§ **ЗАДАНИЯ**
- 1) Перепишите фрагмент исходного текста, начиная со слов "[(3, 'col3'), (4, 'col1')]" и далее вплоть до слов "np.where(df == 'H')". Замените в нем "np.where" на "np.nonzero".
- 2) Опираясь на замеры timeit из исходного текста, объясните, почему вариант @Shubham1 можно считать самым быстрым из сравниваемых.

§ **ИСХОДНЫЙ ТЕКСТ**
+===+

Используйте, np.argwhere
вместе с df.to_numpy
:
rows, cols = np.argwhere(df.to_numpy() == 'H').T
indices = list(zip(df.index[rows], df.columns[cols]))
Или,
indices = df.where(df.eq('H')).stack().index.tolist()
# print(indices)
[(3, 'col3'), (4, 'col1')]
timeit
сравнение всех ответов:
df.shape
(50000, 4)
%%timeit -n100 @Shubham1
rows, cols = np.argwhere(df.to_numpy() == 'H').T
indices = list(zip(df.index[rows], df.columns[cols]))
8.87 ms ± 218 µs per loop (mean ± std. dev. of 7 runs, 100 loops each)
%%timeit -n100 @Scott
r,c = np.where(df == 'H')
_ = list(zip(df.index[r], df.columns[c]))
17.4 ms ± 510 µs per loop (mean ± std. dev. of 7 runs, 100 loops each)
%%timeit -n100 @Shubham2
indices = df.where(df.eq('H')).stack().index.tolist()
26.8 ms ± 165 µs per loop (mean ± std. dev. of 7 runs, 100 loops each)
%%timeit -n100 @Roy
df.index.name = "inx"
t = df.reset_index().melt(id_vars = "inx")
_ = t[t.value == "H"]
29 ms ± 656 µs per loop (mean ± std. dev. of 7 runs, 100 loops each)

+===+

§ **ДАННЫЕ**
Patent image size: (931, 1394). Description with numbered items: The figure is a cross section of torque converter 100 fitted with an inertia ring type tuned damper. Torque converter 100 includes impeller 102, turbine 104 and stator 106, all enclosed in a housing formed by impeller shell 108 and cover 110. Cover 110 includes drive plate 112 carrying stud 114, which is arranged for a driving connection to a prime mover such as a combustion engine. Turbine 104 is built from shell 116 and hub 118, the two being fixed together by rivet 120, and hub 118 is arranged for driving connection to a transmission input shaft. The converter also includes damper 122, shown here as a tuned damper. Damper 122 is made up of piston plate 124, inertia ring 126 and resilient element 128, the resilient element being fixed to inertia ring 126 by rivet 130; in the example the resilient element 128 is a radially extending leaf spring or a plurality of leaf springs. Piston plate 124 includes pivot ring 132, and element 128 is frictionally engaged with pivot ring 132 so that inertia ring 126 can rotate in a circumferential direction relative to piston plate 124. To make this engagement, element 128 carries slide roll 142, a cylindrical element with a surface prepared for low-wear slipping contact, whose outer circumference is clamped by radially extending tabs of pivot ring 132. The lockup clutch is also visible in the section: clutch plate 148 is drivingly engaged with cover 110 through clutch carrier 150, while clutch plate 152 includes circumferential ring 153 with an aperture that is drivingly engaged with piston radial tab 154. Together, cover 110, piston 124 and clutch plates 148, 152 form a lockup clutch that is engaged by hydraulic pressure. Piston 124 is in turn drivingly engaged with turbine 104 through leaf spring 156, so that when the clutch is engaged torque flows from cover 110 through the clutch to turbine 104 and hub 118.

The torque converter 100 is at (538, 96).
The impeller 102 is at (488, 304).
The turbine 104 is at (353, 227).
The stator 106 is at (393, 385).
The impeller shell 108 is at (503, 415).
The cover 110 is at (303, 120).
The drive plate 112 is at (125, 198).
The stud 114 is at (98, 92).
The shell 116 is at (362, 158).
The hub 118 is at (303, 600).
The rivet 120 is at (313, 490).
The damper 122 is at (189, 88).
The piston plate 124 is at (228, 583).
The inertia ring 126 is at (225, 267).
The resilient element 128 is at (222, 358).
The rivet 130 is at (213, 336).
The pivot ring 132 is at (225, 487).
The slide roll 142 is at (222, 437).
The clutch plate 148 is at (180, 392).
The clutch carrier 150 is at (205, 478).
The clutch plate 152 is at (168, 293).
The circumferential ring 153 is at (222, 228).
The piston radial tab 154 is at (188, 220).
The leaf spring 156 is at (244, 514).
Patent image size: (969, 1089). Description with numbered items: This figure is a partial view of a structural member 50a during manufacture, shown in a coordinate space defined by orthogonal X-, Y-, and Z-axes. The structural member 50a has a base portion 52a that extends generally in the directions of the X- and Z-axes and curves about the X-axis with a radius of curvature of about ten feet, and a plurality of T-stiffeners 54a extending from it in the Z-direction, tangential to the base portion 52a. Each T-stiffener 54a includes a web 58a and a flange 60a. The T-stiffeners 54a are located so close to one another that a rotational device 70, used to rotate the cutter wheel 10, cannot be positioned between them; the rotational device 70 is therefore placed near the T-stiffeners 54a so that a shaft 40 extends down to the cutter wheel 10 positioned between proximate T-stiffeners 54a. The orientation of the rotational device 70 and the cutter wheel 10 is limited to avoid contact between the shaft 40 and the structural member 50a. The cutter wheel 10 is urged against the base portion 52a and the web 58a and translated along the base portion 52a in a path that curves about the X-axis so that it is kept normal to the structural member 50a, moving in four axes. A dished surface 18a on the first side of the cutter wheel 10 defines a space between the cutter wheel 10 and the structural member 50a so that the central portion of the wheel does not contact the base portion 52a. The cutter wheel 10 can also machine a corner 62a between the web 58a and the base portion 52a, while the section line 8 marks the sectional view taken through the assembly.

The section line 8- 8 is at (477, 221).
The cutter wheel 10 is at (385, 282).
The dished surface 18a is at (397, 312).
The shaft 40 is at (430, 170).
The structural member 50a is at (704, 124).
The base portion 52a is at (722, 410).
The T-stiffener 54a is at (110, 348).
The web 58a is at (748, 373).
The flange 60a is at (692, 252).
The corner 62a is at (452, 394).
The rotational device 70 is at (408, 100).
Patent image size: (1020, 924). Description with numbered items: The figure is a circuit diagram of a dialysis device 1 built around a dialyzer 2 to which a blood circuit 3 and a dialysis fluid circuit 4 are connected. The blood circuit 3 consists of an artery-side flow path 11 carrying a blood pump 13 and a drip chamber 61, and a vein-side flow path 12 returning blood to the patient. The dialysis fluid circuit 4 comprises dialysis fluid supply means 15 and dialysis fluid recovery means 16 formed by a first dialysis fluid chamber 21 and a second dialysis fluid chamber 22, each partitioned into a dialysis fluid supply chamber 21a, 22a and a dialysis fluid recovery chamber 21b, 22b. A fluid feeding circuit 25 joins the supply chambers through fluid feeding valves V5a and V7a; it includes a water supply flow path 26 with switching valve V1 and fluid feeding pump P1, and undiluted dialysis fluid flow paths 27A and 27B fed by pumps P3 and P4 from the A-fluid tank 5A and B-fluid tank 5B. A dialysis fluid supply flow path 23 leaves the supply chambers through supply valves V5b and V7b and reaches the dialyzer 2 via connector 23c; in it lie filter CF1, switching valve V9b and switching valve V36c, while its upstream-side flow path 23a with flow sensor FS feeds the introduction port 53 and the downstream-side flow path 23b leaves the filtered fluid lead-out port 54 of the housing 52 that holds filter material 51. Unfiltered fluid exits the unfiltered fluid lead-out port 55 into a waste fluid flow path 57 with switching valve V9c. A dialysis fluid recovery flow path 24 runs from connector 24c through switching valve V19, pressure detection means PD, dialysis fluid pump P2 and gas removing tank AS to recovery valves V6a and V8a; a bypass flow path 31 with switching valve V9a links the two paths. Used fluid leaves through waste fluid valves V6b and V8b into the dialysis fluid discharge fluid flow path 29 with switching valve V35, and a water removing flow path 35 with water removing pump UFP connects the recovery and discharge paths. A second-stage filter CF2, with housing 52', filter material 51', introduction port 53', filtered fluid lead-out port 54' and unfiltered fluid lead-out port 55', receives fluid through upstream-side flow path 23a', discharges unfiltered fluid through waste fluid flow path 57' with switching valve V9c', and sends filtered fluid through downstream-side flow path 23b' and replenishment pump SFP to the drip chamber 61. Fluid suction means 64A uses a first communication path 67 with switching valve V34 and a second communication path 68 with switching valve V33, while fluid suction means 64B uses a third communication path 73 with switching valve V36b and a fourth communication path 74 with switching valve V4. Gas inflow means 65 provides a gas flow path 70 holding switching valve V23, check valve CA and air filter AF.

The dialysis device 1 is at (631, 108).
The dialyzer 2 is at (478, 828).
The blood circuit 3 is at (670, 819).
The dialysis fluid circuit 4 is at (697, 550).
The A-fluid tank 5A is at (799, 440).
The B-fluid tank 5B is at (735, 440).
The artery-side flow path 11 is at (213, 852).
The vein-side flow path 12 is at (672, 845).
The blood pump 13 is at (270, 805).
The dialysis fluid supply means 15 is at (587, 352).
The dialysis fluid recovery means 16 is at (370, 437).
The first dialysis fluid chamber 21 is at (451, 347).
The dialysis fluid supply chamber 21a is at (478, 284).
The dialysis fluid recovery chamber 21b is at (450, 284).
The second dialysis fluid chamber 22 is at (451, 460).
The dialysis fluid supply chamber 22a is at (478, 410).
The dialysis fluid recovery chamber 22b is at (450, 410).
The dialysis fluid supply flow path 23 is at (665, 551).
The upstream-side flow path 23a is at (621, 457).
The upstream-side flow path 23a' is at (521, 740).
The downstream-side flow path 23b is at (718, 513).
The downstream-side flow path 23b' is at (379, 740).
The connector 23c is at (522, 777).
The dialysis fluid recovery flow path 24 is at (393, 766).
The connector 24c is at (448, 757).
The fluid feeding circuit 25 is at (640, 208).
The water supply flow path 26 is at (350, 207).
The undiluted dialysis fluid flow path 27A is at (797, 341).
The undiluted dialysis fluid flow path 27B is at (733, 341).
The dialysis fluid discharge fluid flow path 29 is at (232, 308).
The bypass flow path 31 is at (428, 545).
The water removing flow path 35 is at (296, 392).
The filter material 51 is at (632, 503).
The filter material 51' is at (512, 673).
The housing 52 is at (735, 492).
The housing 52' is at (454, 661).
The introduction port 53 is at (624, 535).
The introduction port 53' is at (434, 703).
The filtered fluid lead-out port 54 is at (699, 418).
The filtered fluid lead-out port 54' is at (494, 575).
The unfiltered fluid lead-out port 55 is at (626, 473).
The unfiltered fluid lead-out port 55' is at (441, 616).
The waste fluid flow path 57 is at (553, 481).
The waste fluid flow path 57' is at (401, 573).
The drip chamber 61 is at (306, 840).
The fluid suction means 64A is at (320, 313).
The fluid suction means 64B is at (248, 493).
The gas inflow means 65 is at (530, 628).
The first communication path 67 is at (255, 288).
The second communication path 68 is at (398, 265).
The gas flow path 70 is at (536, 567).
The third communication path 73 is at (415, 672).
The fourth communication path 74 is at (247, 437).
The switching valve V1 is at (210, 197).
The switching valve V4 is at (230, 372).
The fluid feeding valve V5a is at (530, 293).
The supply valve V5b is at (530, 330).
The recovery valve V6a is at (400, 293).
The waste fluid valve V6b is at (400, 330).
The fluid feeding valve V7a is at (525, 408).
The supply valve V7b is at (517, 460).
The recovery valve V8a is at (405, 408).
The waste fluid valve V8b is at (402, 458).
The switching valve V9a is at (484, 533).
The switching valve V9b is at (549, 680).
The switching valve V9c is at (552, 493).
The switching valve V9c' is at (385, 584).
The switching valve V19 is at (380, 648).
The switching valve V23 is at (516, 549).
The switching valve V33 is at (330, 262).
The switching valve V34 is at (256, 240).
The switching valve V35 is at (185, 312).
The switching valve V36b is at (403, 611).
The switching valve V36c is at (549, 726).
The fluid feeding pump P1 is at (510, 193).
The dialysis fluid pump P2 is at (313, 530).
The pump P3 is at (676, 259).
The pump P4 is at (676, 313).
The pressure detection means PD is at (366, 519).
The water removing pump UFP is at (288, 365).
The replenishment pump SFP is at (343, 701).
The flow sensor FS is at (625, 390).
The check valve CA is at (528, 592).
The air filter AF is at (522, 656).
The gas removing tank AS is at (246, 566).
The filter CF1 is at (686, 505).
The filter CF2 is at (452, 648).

+===+

§ **ОТВЕТЫ ПО ПУНКТАМ**
- 1)
[(3, 'col3'), (4, 'col1')]
timeit
сравнение всех ответов:
df.shape
(50000, 4)
%%timeit -n100 @Shubham1
rows, cols = np.argwhere(df.to_numpy() == 'H').T
indices = list(zip(df.index[rows], df.columns[cols]))
8.87 ms ± 218 µs per loop (mean ± std. dev. of 7 runs, 100 loops each)
%%timeit -n100 @Scott
r,c = np.nonzero(df == 'H')

- 2) Замер проводился на таблице размером (50000, 4). Вариант @Shubham1 с np.argwhere и df.to_numpy выполнялся в среднем за 8.87 ms на цикл. Это меньше, чем у @Scott (17.4 ms), @Shubham2 (26.8 ms) и @Roy (29 ms).